▶ **Work required**: It is required that all of the data be written out exactly.

▶ **Stored records**:
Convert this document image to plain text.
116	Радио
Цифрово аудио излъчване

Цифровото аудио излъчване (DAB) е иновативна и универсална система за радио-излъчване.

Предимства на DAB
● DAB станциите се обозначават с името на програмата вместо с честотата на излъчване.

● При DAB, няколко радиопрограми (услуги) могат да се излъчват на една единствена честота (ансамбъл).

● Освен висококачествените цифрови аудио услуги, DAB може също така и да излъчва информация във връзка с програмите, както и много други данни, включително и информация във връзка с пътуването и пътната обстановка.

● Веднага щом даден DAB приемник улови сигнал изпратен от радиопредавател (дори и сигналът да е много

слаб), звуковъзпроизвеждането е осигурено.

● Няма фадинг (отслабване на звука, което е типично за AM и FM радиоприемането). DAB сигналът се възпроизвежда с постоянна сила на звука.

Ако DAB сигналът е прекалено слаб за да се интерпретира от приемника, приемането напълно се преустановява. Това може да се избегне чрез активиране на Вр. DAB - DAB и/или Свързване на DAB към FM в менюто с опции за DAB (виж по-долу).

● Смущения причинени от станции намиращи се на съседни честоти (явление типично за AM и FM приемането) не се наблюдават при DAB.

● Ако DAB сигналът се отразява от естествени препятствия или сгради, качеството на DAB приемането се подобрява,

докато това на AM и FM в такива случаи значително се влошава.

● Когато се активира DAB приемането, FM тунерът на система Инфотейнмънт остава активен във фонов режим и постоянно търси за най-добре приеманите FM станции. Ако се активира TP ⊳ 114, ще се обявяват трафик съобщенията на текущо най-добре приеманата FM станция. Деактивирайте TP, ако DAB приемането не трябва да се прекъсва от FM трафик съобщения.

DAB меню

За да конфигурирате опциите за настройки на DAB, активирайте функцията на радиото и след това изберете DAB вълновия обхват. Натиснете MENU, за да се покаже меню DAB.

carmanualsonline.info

▶ **Finished exercise**:
Convert this document image to plain text.
116	Радио
Цифрово аудио излъчване

Цифровото аудио излъчване (DAB) е иновативна и универсална система за радио-излъчване.

Предимства на DAB
● DAB станциите се обозначават с името на програмата вместо с честотата на излъчване.

● При DAB, няколко радиопрограми (услуги) могат да се излъчват на една единствена честота (ансамбъл).

● Освен висококачествените цифрови аудио услуги, DAB може също така и да излъчва информация във връзка с програмите, както и много други данни, включително и информация във връзка с пътуването и пътната обстановка.

● Веднага щом даден DAB приемник улови сигнал изпратен от радиопредавател (дори и сигналът да е много

слаб), звуковъзпроизвеждането е осигурено.

● Няма фадинг (отслабване на звука, което е типично за AM и FM радиоприемането). DAB сигналът се възпроизвежда с постоянна сила на звука.

Ако DAB сигналът е прекалено слаб за да се интерпретира от приемника, приемането напълно се преустановява. Това може да се избегне чрез активиране на Вр. DAB - DAB и/или Свързване на DAB към FM в менюто с опции за DAB (виж по-долу).

● Смущения причинени от станции намиращи се на съседни честоти (явление типично за AM и FM приемането) не се наблюдават при DAB.

● Ако DAB сигналът се отразява от естествени препятствия или сгради, качеството на DAB приемането се подобрява,

докато това на AM и FM в такива случаи значително се влошава.

● Когато се активира DAB приемането, FM тунерът на система Инфотейнмънт остава активен във фонов режим и постоянно търси за най-добре приеманите FM станции. Ако се активира TP ⊳ 114, ще се обявяват трафик съобщенията на текущо най-добре приеманата FM станция. Деактивирайте TP, ако DAB приемането не трябва да се прекъсва от FM трафик съобщения.

DAB меню

За да конфигурирате опциите за настройки на DAB, активирайте функцията на радиото и след това изберете DAB вълновия обхват. Натиснете MENU, за да се покаже меню DAB.

carmanualsonline.info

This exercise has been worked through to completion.